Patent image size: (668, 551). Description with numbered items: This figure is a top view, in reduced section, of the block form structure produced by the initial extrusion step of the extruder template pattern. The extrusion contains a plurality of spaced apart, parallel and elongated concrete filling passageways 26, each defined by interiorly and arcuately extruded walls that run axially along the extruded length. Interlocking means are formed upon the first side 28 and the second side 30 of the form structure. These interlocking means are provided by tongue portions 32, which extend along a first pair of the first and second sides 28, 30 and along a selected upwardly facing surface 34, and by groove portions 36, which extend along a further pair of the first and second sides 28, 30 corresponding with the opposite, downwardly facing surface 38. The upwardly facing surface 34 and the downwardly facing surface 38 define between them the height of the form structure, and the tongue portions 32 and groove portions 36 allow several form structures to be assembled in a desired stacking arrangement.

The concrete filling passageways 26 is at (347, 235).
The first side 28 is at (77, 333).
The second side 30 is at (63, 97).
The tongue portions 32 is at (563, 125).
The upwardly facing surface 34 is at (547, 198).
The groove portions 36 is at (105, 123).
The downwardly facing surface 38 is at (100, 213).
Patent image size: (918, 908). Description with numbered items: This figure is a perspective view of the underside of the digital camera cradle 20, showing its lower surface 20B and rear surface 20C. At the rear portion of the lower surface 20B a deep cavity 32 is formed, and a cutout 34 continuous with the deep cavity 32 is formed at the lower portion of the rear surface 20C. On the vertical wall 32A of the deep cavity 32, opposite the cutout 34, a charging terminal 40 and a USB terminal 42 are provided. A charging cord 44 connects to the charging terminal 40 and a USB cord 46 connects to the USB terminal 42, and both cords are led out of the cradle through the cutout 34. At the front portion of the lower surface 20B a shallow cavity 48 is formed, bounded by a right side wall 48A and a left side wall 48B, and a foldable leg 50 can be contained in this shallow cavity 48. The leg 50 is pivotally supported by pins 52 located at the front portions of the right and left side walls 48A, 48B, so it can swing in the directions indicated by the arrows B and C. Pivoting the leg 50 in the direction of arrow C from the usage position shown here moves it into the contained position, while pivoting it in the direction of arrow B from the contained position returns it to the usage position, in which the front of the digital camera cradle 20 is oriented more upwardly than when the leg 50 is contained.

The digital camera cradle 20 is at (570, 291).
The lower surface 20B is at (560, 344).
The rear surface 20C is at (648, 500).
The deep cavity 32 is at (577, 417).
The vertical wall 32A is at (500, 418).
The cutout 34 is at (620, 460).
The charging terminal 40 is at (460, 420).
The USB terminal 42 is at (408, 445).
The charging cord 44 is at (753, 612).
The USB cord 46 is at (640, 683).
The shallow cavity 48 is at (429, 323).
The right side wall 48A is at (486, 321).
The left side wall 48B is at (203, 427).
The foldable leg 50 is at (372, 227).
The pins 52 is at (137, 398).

• **Aufgabenbeschreibung**
Gib die Zeilen von der Zeile mit „Patent image size: (918, 908).“ bis zur Zeile mit „The cutout 34 is at (620, 460).“ wortgetreu wieder, beide Zeilen eingeschlossen.

• **Ergebnis der Aufgabe**
Patent image size: (918, 908). Description with numbered items: This figure is a perspective view of the underside of the digital camera cradle 20, showing its lower surface 20B and rear surface 20C. At the rear portion of the lower surface 20B a deep cavity 32 is formed, and a cutout 34 continuous with the deep cavity 32 is formed at the lower portion of the rear surface 20C. On the vertical wall 32A of the deep cavity 32, opposite the cutout 34, a charging terminal 40 and a USB terminal 42 are provided. A charging cord 44 connects to the charging terminal 40 and a USB cord 46 connects to the USB terminal 42, and both cords are led out of the cradle through the cutout 34. At the front portion of the lower surface 20B a shallow cavity 48 is formed, bounded by a right side wall 48A and a left side wall 48B, and a foldable leg 50 can be contained in this shallow cavity 48. The leg 50 is pivotally supported by pins 52 located at the front portions of the right and left side walls 48A, 48B, so it can swing in the directions indicated by the arrows B and C. Pivoting the leg 50 in the direction of arrow C from the usage position shown here moves it into the contained position, while pivoting it in the direction of arrow B from the contained position returns it to the usage position, in which the front of the digital camera cradle 20 is oriented more upwardly than when the leg 50 is contained.

The digital camera cradle 20 is at (570, 291).
The lower surface 20B is at (560, 344).
The rear surface 20C is at (648, 500).
The deep cavity 32 is at (577, 417).
The vertical wall 32A is at (500, 418).
The cutout 34 is at (620, 460).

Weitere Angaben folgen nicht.